Data listing:
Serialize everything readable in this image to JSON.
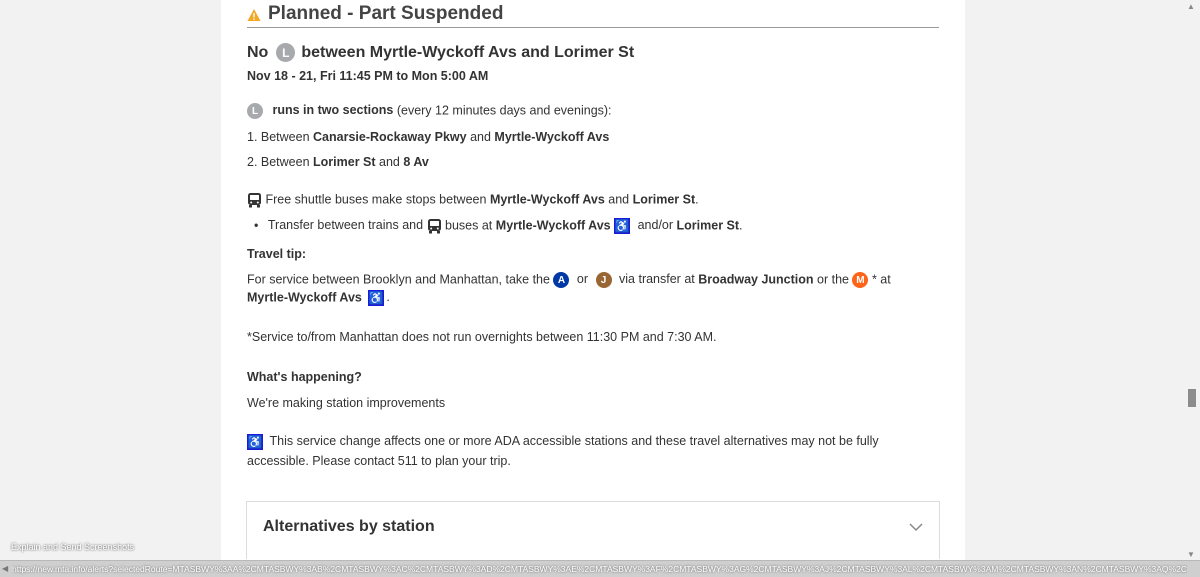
{
  "status": {
    "title": "Planned - Part Suspended",
    "warning_color": "#f5a623"
  },
  "alert": {
    "title_prefix": "No",
    "line": "L",
    "title_suffix": "between Myrtle-Wyckoff Avs and Lorimer St",
    "dates": "Nov 18 - 21, Fri 11:45 PM to Mon 5:00 AM"
  },
  "sections": {
    "runs_bold": "runs in two sections",
    "runs_rest": "(every 12 minutes days and evenings):",
    "item1_prefix": "1. Between",
    "item1_a": "Canarsie-Rockaway Pkwy",
    "item1_and": "and",
    "item1_b": "Myrtle-Wyckoff Avs",
    "item2_prefix": "2. Between",
    "item2_a": "Lorimer St",
    "item2_and": "and",
    "item2_b": "8 Av"
  },
  "shuttle": {
    "text": "Free shuttle buses make stops between",
    "stop_a": "Myrtle-Wyckoff Avs",
    "and": "and",
    "stop_b": "Lorimer St",
    "period": ".",
    "bullet": "•",
    "transfer_text": "Transfer between trains and",
    "buses_at": "buses at",
    "transfer_a": "Myrtle-Wyckoff Avs",
    "andor": "and/or",
    "transfer_b": "Lorimer St"
  },
  "travel_tip": {
    "heading": "Travel tip:",
    "text1": "For service between Brooklyn and Manhattan, take the",
    "line_a": "A",
    "or": "or",
    "line_j": "J",
    "via": "via transfer at",
    "junction": "Broadway Junction",
    "or_the": "or the",
    "line_m": "M",
    "at": "* at",
    "station": "Myrtle-Wyckoff Avs",
    "period": ".",
    "footnote": "*Service to/from Manhattan does not run overnights between 11:30 PM and 7:30 AM."
  },
  "happening": {
    "heading": "What's happening?",
    "text": "We're making station improvements"
  },
  "ada_notice": {
    "line1": "This service change affects one or more ADA accessible stations and these travel alternatives may not be fully",
    "line2": "accessible. Please contact 511 to plan your trip."
  },
  "accordion": {
    "title": "Alternatives by station"
  },
  "browser": {
    "explain": "Explain and Send Screenshots",
    "status_url": "https://new.mta.info/alerts?selectedRoute=MTASBWY%3AA%2CMTASBWY%3AB%2CMTASBWY%3AC%2CMTASBWY%3AD%2CMTASBWY%3AE%2CMTASBWY%3AF%2CMTASBWY%3AG%2CMTASBWY%3AJ%2CMTASBWY%3AL%2CMTASBWY%3AM%2CMTASBWY%3AN%2CMTASBWY%3AQ%2CMTASBWY%3AR%2CMTASBWY%3AW%2CMTASBWY%3AZ"
  }
}
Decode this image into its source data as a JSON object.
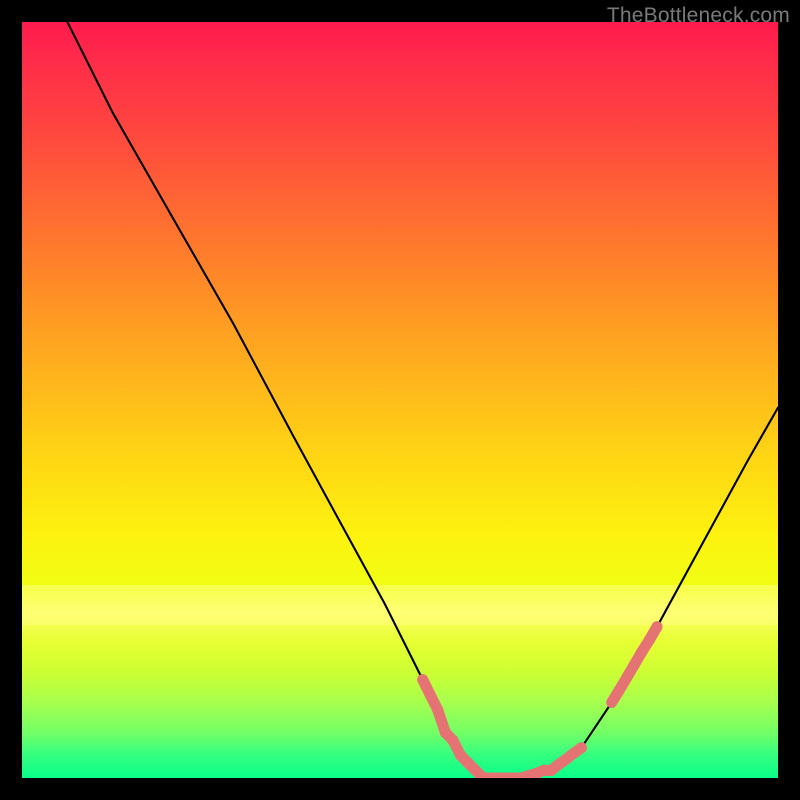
{
  "watermark": "TheBottleneck.com",
  "colors": {
    "bg": "#000000",
    "watermark_text": "#7a7a7a",
    "curve": "#000000",
    "marker": "#e67373"
  },
  "chart_data": {
    "type": "line",
    "title": "",
    "xlabel": "",
    "ylabel": "",
    "xlim": [
      0,
      100
    ],
    "ylim": [
      0,
      100
    ],
    "series": [
      {
        "name": "bottleneck-curve",
        "x": [
          6,
          12,
          20,
          28,
          36,
          42,
          48,
          53,
          56,
          59,
          62,
          66,
          70,
          74,
          78,
          84,
          90,
          96,
          100
        ],
        "y": [
          100,
          88,
          74,
          60,
          45,
          34,
          23,
          13,
          6,
          2,
          0,
          0,
          1,
          4,
          10,
          20,
          31,
          42,
          49
        ]
      }
    ],
    "markers": {
      "name": "highlighted-range",
      "segments": [
        {
          "x": [
            53,
            54,
            55,
            56,
            57,
            58,
            59,
            60,
            61,
            62,
            63,
            64,
            65,
            66,
            67,
            68,
            69,
            70,
            71,
            72,
            73,
            74
          ],
          "y": [
            13,
            11,
            9,
            6,
            5,
            3,
            2,
            1,
            0,
            0,
            0,
            0,
            0,
            0,
            0.3,
            0.6,
            1,
            1,
            1.8,
            2.5,
            3.3,
            4
          ]
        },
        {
          "x": [
            78,
            79,
            80,
            81,
            82,
            83,
            84
          ],
          "y": [
            10,
            11.6,
            13.3,
            15,
            16.7,
            18.3,
            20
          ]
        }
      ]
    },
    "gradient_stops": [
      {
        "pos": 0,
        "color": "#ff1a4d"
      },
      {
        "pos": 50,
        "color": "#ffcc14"
      },
      {
        "pos": 78,
        "color": "#ffff80"
      },
      {
        "pos": 100,
        "color": "#0aff8a"
      }
    ]
  }
}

Your task:
Copy the records word for word, leaving no picture in the copy.

Full response:
Serialize everything readable in this image to JSON.
{
  "status": {
    "title": "Planned - Part Suspended",
    "warning_color": "#f5a623"
  },
  "alert": {
    "title_prefix": "No",
    "line": "L",
    "title_suffix": "between Myrtle-Wyckoff Avs and Lorimer St",
    "dates": "Nov 18 - 21, Fri 11:45 PM to Mon 5:00 AM"
  },
  "sections": {
    "runs_bold": "runs in two sections",
    "runs_rest": "(every 12 minutes days and evenings):",
    "item1_prefix": "1. Between",
    "item1_a": "Canarsie-Rockaway Pkwy",
    "item1_and": "and",
    "item1_b": "Myrtle-Wyckoff Avs",
    "item2_prefix": "2. Between",
    "item2_a": "Lorimer St",
    "item2_and": "and",
    "item2_b": "8 Av"
  },
  "shuttle": {
    "text": "Free shuttle buses make stops between",
    "stop_a": "Myrtle-Wyckoff Avs",
    "and": "and",
    "stop_b": "Lorimer St",
    "period": ".",
    "bullet": "•",
    "transfer_text": "Transfer between trains and",
    "buses_at": "buses at",
    "transfer_a": "Myrtle-Wyckoff Avs",
    "andor": "and/or",
    "transfer_b": "Lorimer St"
  },
  "travel_tip": {
    "heading": "Travel tip:",
    "text1": "For service between Brooklyn and Manhattan, take the",
    "line_a": "A",
    "or": "or",
    "line_j": "J",
    "via": "via transfer at",
    "junction": "Broadway Junction",
    "or_the": "or the",
    "line_m": "M",
    "at": "* at",
    "station": "Myrtle-Wyckoff Avs",
    "period": ".",
    "footnote": "*Service to/from Manhattan does not run overnights between 11:30 PM and 7:30 AM."
  },
  "happening": {
    "heading": "What's happening?",
    "text": "We're making station improvements"
  },
  "ada_notice": {
    "line1": "This service change affects one or more ADA accessible stations and these travel alternatives may not be fully",
    "line2": "accessible. Please contact 511 to plan your trip."
  },
  "accordion": {
    "title": "Alternatives by station"
  },
  "browser": {
    "explain": "Explain and Send Screenshots",
    "status_url": "https://new.mta.info/alerts?selectedRoute=MTASBWY%3AA%2CMTASBWY%3AB%2CMTASBWY%3AC%2CMTASBWY%3AD%2CMTASBWY%3AE%2CMTASBWY%3AF%2CMTASBWY%3AG%2CMTASBWY%3AJ%2CMTASBWY%3AL%2CMTASBWY%3AM%2CMTASBWY%3AN%2CMTASBWY%3AQ%2CMTASBWY%3AR%2CMTASBWY%3AW%2CMTASBWY%3AZ"
  }
}
Decode this image into its source data as a JSON object.
{
  "watermark": "TheBottleneck.com",
  "colors": {
    "bg": "#000000",
    "watermark_text": "#7a7a7a",
    "curve": "#000000",
    "marker": "#e67373"
  },
  "chart_data": {
    "type": "line",
    "title": "",
    "xlabel": "",
    "ylabel": "",
    "xlim": [
      0,
      100
    ],
    "ylim": [
      0,
      100
    ],
    "series": [
      {
        "name": "bottleneck-curve",
        "x": [
          6,
          12,
          20,
          28,
          36,
          42,
          48,
          53,
          56,
          59,
          62,
          66,
          70,
          74,
          78,
          84,
          90,
          96,
          100
        ],
        "y": [
          100,
          88,
          74,
          60,
          45,
          34,
          23,
          13,
          6,
          2,
          0,
          0,
          1,
          4,
          10,
          20,
          31,
          42,
          49
        ]
      }
    ],
    "markers": {
      "name": "highlighted-range",
      "segments": [
        {
          "x": [
            53,
            54,
            55,
            56,
            57,
            58,
            59,
            60,
            61,
            62,
            63,
            64,
            65,
            66,
            67,
            68,
            69,
            70,
            71,
            72,
            73,
            74
          ],
          "y": [
            13,
            11,
            9,
            6,
            5,
            3,
            2,
            1,
            0,
            0,
            0,
            0,
            0,
            0,
            0.3,
            0.6,
            1,
            1,
            1.8,
            2.5,
            3.3,
            4
          ]
        },
        {
          "x": [
            78,
            79,
            80,
            81,
            82,
            83,
            84
          ],
          "y": [
            10,
            11.6,
            13.3,
            15,
            16.7,
            18.3,
            20
          ]
        }
      ]
    },
    "gradient_stops": [
      {
        "pos": 0,
        "color": "#ff1a4d"
      },
      {
        "pos": 50,
        "color": "#ffcc14"
      },
      {
        "pos": 78,
        "color": "#ffff80"
      },
      {
        "pos": 100,
        "color": "#0aff8a"
      }
    ]
  }
}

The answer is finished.